### Task material ###

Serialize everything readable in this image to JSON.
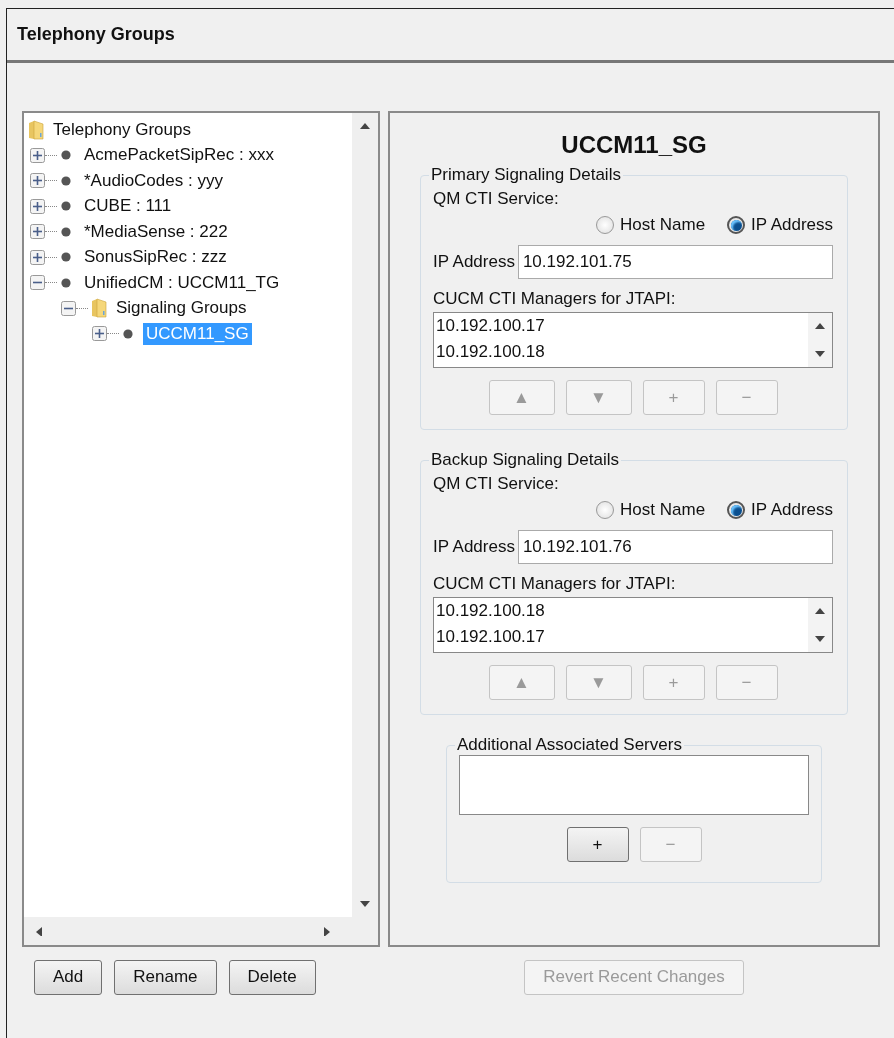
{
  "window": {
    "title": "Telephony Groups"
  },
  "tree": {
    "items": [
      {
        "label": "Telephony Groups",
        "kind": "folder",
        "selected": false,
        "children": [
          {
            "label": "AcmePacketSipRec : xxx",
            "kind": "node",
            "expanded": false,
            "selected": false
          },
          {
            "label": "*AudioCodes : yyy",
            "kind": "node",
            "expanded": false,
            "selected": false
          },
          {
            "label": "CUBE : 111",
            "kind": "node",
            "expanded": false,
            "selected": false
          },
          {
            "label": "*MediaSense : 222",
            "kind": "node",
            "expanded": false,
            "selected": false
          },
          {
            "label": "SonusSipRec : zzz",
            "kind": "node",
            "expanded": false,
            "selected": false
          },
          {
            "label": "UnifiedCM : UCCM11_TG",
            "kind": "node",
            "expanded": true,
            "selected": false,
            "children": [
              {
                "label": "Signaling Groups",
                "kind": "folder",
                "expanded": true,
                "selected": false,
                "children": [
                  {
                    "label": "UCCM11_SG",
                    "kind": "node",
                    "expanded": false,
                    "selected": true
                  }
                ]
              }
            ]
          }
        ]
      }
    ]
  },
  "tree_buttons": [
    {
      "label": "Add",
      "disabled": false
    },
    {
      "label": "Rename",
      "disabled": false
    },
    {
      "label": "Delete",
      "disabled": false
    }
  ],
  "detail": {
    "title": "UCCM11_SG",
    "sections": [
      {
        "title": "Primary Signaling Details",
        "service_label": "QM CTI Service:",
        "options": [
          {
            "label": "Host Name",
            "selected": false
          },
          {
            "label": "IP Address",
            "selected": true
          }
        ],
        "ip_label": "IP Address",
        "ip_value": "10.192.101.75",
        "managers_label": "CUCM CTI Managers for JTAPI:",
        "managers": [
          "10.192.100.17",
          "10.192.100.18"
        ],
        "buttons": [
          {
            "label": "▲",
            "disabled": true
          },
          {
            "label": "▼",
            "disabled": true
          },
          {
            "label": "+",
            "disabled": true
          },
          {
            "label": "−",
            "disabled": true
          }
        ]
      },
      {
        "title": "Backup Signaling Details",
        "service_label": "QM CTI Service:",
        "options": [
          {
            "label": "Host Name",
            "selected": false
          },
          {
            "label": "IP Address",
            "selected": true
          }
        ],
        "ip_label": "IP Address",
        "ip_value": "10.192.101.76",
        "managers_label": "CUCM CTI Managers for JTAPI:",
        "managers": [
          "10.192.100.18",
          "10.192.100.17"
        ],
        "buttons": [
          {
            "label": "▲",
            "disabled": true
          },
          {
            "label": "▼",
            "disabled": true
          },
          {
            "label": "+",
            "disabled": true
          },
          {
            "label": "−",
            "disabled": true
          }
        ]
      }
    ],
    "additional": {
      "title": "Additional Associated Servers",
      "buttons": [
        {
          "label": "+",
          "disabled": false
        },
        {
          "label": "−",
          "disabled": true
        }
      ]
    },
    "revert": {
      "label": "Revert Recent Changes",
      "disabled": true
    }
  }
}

###

Objective:
Repeat the material above in full and unchanged, minus its images.

The result:
Serialize everything readable in this image to JSON.
{
  "window": {
    "title": "Telephony Groups"
  },
  "tree": {
    "items": [
      {
        "label": "Telephony Groups",
        "kind": "folder",
        "selected": false,
        "children": [
          {
            "label": "AcmePacketSipRec : xxx",
            "kind": "node",
            "expanded": false,
            "selected": false
          },
          {
            "label": "*AudioCodes : yyy",
            "kind": "node",
            "expanded": false,
            "selected": false
          },
          {
            "label": "CUBE : 111",
            "kind": "node",
            "expanded": false,
            "selected": false
          },
          {
            "label": "*MediaSense : 222",
            "kind": "node",
            "expanded": false,
            "selected": false
          },
          {
            "label": "SonusSipRec : zzz",
            "kind": "node",
            "expanded": false,
            "selected": false
          },
          {
            "label": "UnifiedCM : UCCM11_TG",
            "kind": "node",
            "expanded": true,
            "selected": false,
            "children": [
              {
                "label": "Signaling Groups",
                "kind": "folder",
                "expanded": true,
                "selected": false,
                "children": [
                  {
                    "label": "UCCM11_SG",
                    "kind": "node",
                    "expanded": false,
                    "selected": true
                  }
                ]
              }
            ]
          }
        ]
      }
    ]
  },
  "tree_buttons": [
    {
      "label": "Add",
      "disabled": false
    },
    {
      "label": "Rename",
      "disabled": false
    },
    {
      "label": "Delete",
      "disabled": false
    }
  ],
  "detail": {
    "title": "UCCM11_SG",
    "sections": [
      {
        "title": "Primary Signaling Details",
        "service_label": "QM CTI Service:",
        "options": [
          {
            "label": "Host Name",
            "selected": false
          },
          {
            "label": "IP Address",
            "selected": true
          }
        ],
        "ip_label": "IP Address",
        "ip_value": "10.192.101.75",
        "managers_label": "CUCM CTI Managers for JTAPI:",
        "managers": [
          "10.192.100.17",
          "10.192.100.18"
        ],
        "buttons": [
          {
            "label": "▲",
            "disabled": true
          },
          {
            "label": "▼",
            "disabled": true
          },
          {
            "label": "+",
            "disabled": true
          },
          {
            "label": "−",
            "disabled": true
          }
        ]
      },
      {
        "title": "Backup Signaling Details",
        "service_label": "QM CTI Service:",
        "options": [
          {
            "label": "Host Name",
            "selected": false
          },
          {
            "label": "IP Address",
            "selected": true
          }
        ],
        "ip_label": "IP Address",
        "ip_value": "10.192.101.76",
        "managers_label": "CUCM CTI Managers for JTAPI:",
        "managers": [
          "10.192.100.18",
          "10.192.100.17"
        ],
        "buttons": [
          {
            "label": "▲",
            "disabled": true
          },
          {
            "label": "▼",
            "disabled": true
          },
          {
            "label": "+",
            "disabled": true
          },
          {
            "label": "−",
            "disabled": true
          }
        ]
      }
    ],
    "additional": {
      "title": "Additional Associated Servers",
      "buttons": [
        {
          "label": "+",
          "disabled": false
        },
        {
          "label": "−",
          "disabled": true
        }
      ]
    },
    "revert": {
      "label": "Revert Recent Changes",
      "disabled": true
    }
  }
}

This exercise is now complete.